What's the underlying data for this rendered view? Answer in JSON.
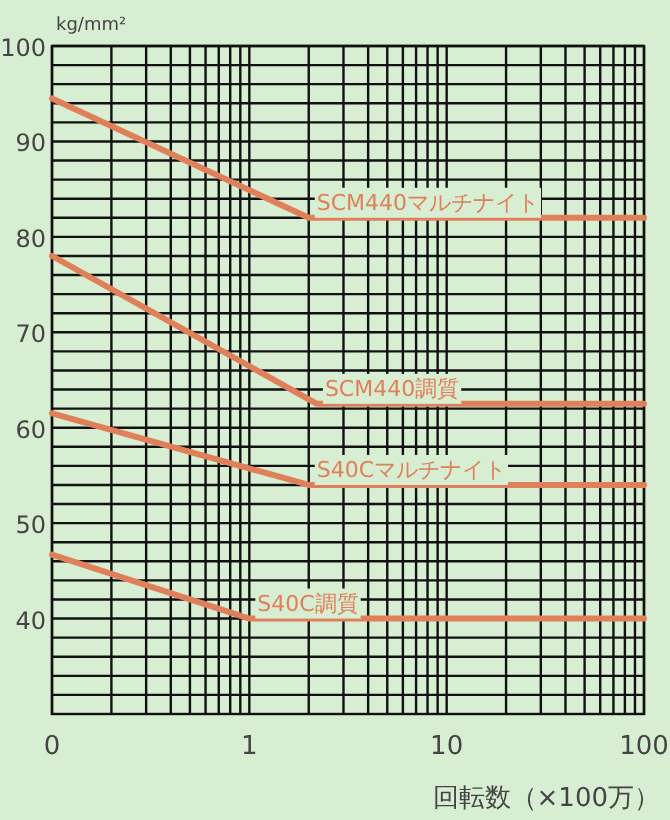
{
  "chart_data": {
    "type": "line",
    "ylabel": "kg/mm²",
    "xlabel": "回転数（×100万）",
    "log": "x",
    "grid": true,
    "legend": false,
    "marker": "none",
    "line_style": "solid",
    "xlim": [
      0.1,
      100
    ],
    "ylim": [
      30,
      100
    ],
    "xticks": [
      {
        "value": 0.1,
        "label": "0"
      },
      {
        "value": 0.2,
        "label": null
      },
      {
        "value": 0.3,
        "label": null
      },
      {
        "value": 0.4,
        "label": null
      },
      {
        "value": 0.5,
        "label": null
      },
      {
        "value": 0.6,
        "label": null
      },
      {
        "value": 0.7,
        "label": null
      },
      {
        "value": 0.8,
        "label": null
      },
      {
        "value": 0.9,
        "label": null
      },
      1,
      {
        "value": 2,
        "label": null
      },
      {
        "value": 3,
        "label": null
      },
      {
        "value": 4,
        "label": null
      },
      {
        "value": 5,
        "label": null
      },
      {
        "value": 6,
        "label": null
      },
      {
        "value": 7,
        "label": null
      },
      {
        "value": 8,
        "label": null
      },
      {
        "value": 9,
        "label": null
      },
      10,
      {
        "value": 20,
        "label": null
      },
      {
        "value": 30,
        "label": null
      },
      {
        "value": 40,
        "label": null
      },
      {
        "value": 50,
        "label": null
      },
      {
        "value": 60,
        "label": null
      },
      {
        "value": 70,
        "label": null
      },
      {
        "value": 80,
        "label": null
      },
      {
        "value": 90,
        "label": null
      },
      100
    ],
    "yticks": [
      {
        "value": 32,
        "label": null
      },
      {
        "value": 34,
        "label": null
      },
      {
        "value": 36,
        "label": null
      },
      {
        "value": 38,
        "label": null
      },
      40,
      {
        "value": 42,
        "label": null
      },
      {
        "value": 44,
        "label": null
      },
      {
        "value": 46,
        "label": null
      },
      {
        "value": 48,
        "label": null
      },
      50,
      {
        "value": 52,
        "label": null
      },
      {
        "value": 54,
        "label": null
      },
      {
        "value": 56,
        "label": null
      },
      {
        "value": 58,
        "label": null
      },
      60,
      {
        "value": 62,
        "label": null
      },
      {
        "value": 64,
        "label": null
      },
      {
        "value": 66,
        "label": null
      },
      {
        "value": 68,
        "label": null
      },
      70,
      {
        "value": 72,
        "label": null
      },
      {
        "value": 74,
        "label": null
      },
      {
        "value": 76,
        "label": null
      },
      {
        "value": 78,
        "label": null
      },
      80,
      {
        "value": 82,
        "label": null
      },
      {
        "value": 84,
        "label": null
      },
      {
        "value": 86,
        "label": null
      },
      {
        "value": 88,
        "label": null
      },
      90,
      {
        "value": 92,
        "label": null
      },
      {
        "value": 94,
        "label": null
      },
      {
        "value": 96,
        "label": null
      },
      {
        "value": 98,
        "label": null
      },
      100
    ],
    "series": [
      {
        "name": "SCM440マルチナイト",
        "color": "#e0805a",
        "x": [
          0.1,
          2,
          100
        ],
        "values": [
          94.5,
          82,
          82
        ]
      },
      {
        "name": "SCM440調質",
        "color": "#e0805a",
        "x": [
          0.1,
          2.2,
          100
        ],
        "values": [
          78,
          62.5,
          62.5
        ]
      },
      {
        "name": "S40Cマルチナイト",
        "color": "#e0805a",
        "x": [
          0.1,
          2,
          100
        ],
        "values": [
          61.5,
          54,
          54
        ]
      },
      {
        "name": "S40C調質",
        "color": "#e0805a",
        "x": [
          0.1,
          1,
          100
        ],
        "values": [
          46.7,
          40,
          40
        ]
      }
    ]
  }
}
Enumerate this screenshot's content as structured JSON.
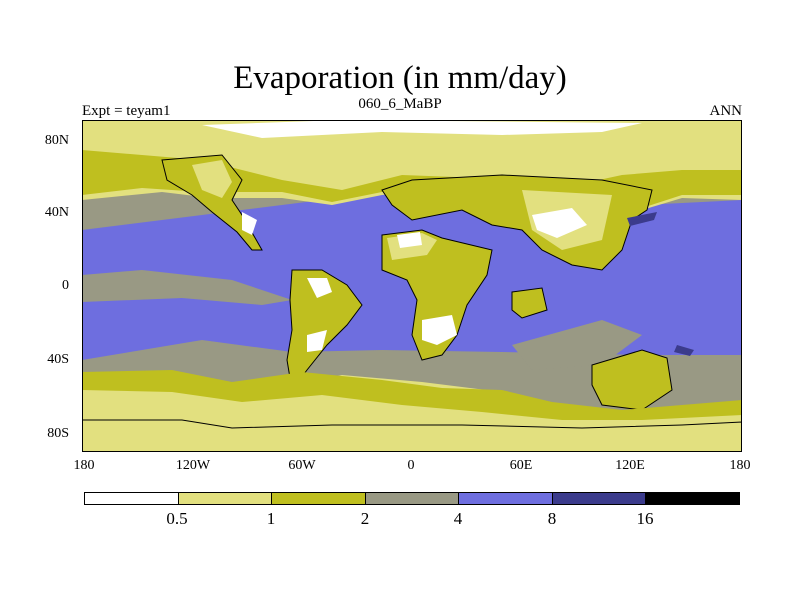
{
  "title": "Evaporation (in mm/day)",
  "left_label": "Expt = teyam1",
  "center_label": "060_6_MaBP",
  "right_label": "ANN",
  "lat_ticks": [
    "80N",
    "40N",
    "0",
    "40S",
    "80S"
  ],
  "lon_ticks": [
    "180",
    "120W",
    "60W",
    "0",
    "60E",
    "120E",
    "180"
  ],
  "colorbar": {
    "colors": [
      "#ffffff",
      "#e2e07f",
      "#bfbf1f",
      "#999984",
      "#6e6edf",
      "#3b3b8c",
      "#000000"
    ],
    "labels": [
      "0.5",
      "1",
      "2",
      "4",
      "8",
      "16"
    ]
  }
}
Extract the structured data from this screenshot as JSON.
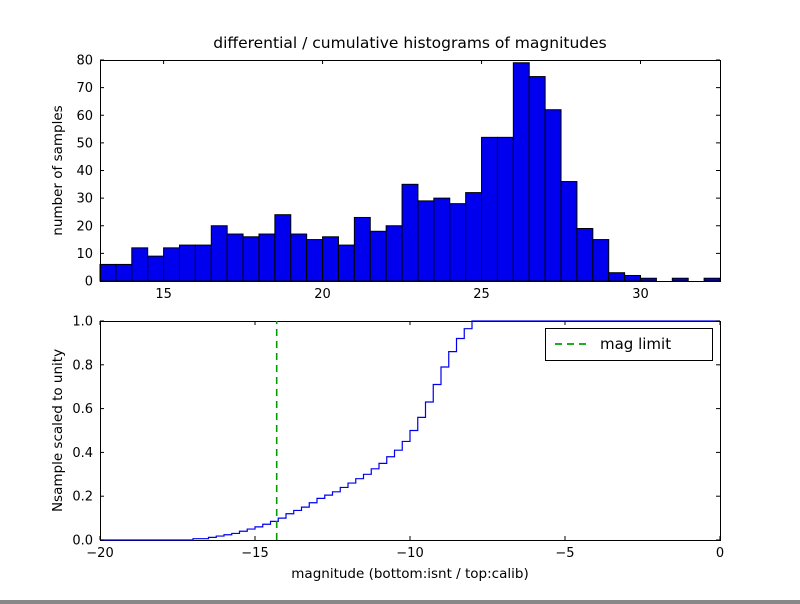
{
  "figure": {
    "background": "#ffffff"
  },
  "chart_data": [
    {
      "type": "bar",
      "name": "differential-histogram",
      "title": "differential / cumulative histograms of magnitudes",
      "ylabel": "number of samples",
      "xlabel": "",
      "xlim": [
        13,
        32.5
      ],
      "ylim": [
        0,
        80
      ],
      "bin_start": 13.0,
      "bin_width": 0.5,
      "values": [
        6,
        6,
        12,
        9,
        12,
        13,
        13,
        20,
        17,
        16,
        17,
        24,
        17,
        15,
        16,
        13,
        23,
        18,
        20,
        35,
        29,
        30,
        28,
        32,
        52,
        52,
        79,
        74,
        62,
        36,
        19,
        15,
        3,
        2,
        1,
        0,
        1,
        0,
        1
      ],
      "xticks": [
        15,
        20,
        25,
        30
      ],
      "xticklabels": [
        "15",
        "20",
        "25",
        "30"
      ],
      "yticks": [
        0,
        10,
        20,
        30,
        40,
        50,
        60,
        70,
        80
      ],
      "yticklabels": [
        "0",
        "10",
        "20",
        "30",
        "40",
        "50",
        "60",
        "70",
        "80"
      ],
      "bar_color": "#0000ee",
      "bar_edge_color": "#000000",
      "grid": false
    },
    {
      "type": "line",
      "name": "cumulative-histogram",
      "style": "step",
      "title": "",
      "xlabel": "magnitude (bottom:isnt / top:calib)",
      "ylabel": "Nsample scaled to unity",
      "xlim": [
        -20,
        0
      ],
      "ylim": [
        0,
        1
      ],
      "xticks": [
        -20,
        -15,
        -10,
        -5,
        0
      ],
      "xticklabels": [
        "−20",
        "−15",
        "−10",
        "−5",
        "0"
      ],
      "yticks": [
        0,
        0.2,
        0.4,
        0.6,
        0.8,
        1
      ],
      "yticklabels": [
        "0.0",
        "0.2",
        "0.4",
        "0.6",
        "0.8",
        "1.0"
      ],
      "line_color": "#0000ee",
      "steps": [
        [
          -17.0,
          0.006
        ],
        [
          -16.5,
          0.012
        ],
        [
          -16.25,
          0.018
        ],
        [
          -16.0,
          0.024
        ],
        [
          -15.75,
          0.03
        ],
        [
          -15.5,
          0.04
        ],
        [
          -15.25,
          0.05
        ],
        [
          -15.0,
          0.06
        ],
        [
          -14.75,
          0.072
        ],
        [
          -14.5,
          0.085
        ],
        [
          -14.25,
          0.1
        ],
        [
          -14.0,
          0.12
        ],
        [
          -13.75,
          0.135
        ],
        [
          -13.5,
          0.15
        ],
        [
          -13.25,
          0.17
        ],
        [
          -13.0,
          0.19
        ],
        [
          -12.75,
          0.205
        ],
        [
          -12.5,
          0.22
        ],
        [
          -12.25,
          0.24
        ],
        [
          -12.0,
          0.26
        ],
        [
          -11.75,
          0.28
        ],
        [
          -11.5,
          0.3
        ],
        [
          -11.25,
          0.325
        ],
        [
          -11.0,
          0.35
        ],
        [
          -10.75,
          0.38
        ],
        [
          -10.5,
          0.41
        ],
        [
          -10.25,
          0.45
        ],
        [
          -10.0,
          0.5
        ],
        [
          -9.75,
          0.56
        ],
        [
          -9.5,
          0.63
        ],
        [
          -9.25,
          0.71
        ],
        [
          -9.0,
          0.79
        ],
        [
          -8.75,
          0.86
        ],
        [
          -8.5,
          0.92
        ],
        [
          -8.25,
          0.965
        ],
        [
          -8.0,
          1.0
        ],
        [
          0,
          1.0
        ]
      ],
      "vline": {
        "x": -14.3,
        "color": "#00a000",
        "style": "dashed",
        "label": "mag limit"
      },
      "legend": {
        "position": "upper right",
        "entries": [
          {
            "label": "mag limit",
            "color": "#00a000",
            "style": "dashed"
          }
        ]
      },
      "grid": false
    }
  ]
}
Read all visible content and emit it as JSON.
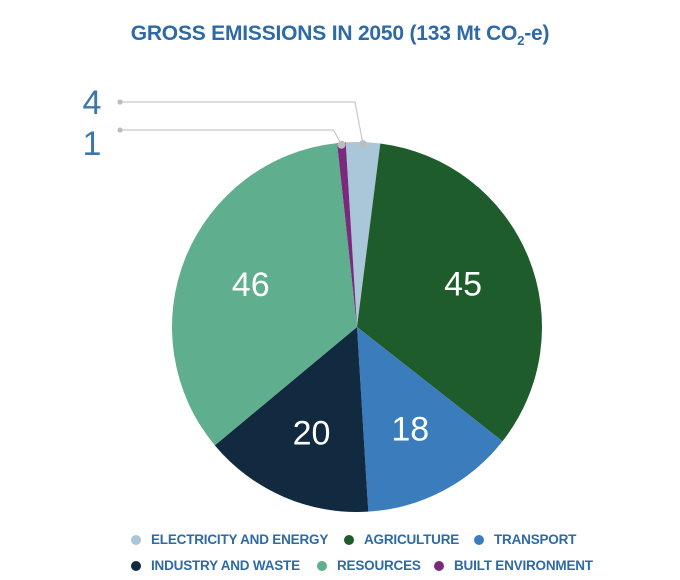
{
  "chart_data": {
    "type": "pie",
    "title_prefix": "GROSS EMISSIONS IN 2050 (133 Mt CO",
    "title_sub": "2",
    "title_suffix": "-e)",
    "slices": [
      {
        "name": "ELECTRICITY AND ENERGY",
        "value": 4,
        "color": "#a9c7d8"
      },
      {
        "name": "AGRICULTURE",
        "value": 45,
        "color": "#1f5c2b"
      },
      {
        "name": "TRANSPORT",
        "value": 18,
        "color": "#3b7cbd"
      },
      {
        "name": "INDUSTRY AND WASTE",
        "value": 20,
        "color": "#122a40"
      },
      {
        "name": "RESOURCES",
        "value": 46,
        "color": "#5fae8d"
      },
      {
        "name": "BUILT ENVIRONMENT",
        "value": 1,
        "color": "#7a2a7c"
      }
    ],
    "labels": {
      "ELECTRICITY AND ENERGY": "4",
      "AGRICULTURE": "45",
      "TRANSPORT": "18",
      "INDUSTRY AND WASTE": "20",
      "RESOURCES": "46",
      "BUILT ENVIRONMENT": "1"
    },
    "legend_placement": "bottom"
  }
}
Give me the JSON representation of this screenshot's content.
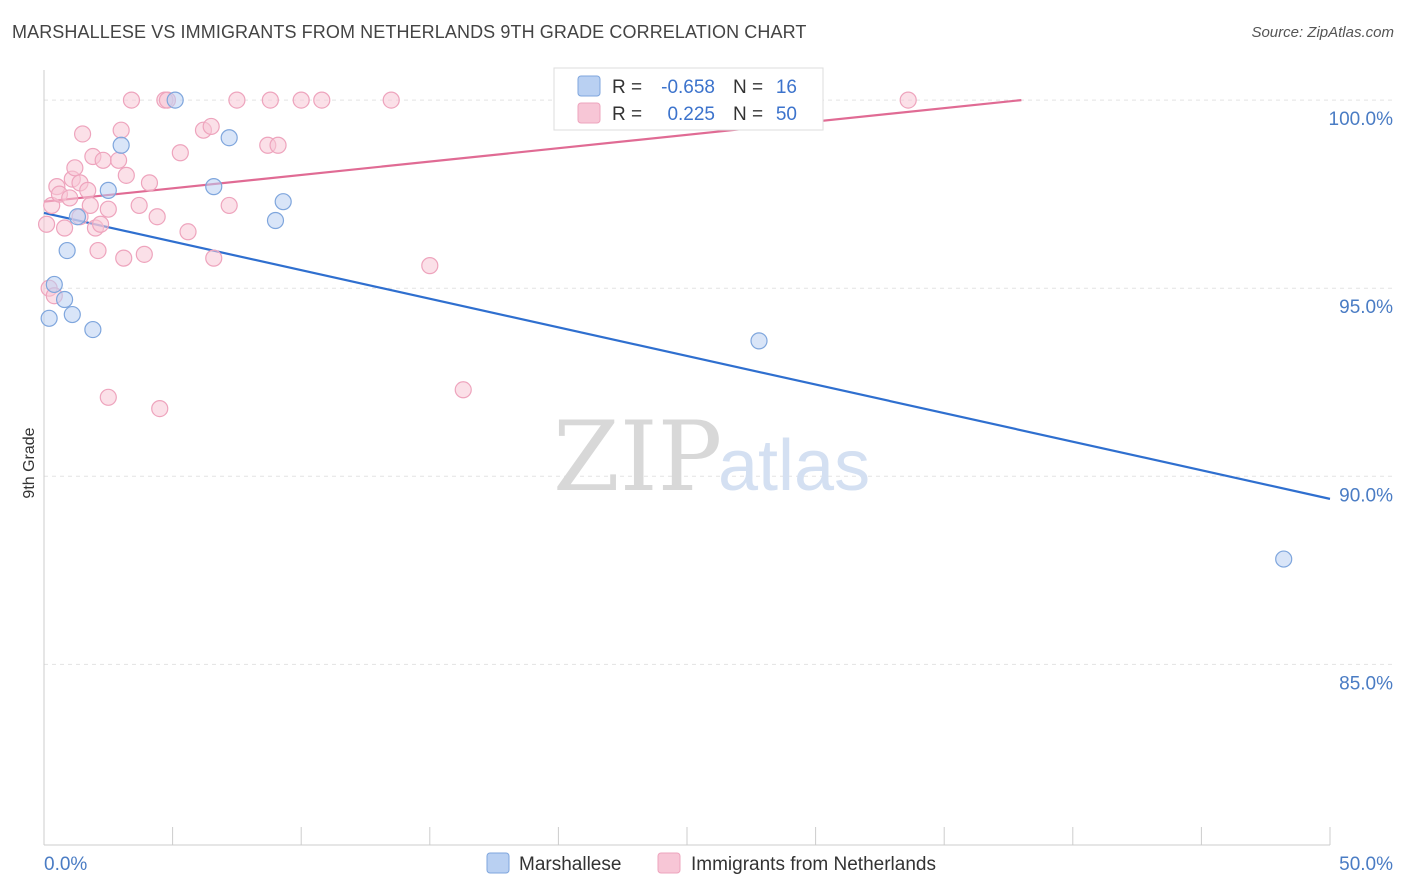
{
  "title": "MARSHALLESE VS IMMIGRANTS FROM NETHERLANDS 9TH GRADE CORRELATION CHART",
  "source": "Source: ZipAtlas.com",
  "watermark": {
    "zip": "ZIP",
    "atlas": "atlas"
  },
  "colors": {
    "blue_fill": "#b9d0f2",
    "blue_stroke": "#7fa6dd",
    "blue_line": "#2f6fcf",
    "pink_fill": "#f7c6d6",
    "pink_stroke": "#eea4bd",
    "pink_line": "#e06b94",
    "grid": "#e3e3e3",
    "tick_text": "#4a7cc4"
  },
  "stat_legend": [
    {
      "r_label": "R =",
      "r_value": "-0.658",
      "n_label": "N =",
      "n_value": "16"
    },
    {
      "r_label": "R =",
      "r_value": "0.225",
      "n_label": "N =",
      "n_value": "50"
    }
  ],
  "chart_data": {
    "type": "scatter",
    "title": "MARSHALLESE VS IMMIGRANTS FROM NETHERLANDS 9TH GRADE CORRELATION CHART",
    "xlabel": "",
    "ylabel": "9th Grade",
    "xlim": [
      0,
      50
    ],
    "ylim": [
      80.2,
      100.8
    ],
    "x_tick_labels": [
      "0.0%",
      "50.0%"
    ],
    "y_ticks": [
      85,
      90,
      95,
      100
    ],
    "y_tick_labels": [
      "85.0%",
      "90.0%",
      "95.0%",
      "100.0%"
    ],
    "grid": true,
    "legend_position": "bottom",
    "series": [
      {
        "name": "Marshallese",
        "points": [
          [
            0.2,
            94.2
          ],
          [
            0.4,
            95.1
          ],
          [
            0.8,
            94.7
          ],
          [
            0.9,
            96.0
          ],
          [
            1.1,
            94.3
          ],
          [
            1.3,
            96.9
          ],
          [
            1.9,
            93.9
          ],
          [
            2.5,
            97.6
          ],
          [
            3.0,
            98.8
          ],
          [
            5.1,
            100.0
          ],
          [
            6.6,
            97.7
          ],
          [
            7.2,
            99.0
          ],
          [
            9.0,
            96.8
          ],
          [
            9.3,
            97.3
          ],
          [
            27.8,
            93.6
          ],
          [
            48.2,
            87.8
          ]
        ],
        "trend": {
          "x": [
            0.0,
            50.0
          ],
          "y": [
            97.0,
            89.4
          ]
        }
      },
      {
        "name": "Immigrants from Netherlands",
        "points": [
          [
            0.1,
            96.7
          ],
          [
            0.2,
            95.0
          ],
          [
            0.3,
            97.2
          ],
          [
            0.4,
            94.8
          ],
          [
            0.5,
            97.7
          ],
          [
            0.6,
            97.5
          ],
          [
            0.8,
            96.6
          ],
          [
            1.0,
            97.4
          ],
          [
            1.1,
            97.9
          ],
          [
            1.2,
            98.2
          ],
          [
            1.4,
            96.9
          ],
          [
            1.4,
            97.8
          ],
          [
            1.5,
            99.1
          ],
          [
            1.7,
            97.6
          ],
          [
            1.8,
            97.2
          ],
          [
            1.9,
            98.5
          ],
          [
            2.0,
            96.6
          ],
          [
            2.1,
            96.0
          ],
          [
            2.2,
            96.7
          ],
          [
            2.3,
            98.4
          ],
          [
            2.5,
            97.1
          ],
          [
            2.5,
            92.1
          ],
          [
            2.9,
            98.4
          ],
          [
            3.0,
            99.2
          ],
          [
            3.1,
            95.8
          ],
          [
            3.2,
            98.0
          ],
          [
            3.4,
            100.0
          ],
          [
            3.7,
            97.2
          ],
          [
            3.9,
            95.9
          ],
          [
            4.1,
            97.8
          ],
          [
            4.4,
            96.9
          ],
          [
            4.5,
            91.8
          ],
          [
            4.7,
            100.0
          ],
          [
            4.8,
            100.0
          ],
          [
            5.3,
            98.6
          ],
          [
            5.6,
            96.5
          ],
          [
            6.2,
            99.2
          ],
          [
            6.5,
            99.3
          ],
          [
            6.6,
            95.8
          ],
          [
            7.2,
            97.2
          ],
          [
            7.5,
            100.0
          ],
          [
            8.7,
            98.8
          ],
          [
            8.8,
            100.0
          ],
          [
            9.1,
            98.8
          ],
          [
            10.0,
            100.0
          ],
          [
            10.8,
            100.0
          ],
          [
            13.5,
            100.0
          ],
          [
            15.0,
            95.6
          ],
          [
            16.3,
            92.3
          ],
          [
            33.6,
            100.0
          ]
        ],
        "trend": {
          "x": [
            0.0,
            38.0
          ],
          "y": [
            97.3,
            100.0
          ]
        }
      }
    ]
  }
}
——
**Job**: Lines that include the word "content" are to be extracted from the data above.

**Expected answer**:
Enumerate this screenshot's content as structured JSON.
Read all visible content and emit it as JSON.
Give me the JSON representation of this screenshot's content.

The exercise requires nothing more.